**WHAT NEEDS TO BE DONE:**
Give the data a second time, exactly and in full.

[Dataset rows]
+===+

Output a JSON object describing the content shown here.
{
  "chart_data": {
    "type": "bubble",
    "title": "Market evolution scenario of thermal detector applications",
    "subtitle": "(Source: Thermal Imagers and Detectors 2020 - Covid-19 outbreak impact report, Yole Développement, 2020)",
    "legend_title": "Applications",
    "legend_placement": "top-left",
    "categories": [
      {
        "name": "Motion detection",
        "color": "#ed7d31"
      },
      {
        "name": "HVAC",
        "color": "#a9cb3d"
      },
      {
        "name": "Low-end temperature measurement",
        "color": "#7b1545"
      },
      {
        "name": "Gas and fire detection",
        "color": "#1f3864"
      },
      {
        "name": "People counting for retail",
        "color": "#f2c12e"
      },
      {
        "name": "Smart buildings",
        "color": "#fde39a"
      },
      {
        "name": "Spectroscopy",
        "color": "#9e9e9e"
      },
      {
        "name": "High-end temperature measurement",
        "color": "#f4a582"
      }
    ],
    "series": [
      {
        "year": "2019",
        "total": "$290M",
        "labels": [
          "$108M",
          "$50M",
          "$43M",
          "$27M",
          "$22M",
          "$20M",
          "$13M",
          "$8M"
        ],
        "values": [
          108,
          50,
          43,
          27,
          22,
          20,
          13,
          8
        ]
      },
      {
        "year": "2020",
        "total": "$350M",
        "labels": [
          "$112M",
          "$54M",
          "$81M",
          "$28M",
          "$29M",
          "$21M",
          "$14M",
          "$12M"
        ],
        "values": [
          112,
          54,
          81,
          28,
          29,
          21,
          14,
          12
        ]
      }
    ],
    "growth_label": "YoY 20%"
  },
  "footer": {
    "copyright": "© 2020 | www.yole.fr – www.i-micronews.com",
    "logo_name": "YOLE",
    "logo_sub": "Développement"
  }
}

+===+

**RESPONSE FOR THIS EXERCISE:**
Output a JSON object describing the content shown here.
{
  "chart_data": {
    "type": "bubble",
    "title": "Market evolution scenario of thermal detector applications",
    "subtitle": "(Source: Thermal Imagers and Detectors 2020 - Covid-19 outbreak impact report, Yole Développement, 2020)",
    "legend_title": "Applications",
    "legend_placement": "top-left",
    "categories": [
      {
        "name": "Motion detection",
        "color": "#ed7d31"
      },
      {
        "name": "HVAC",
        "color": "#a9cb3d"
      },
      {
        "name": "Low-end temperature measurement",
        "color": "#7b1545"
      },
      {
        "name": "Gas and fire detection",
        "color": "#1f3864"
      },
      {
        "name": "People counting for retail",
        "color": "#f2c12e"
      },
      {
        "name": "Smart buildings",
        "color": "#fde39a"
      },
      {
        "name": "Spectroscopy",
        "color": "#9e9e9e"
      },
      {
        "name": "High-end temperature measurement",
        "color": "#f4a582"
      }
    ],
    "series": [
      {
        "year": "2019",
        "total": "$290M",
        "labels": [
          "$108M",
          "$50M",
          "$43M",
          "$27M",
          "$22M",
          "$20M",
          "$13M",
          "$8M"
        ],
        "values": [
          108,
          50,
          43,
          27,
          22,
          20,
          13,
          8
        ]
      },
      {
        "year": "2020",
        "total": "$350M",
        "labels": [
          "$112M",
          "$54M",
          "$81M",
          "$28M",
          "$29M",
          "$21M",
          "$14M",
          "$12M"
        ],
        "values": [
          112,
          54,
          81,
          28,
          29,
          21,
          14,
          12
        ]
      }
    ],
    "growth_label": "YoY 20%"
  },
  "footer": {
    "copyright": "© 2020 | www.yole.fr – www.i-micronews.com",
    "logo_name": "YOLE",
    "logo_sub": "Développement"
  }
}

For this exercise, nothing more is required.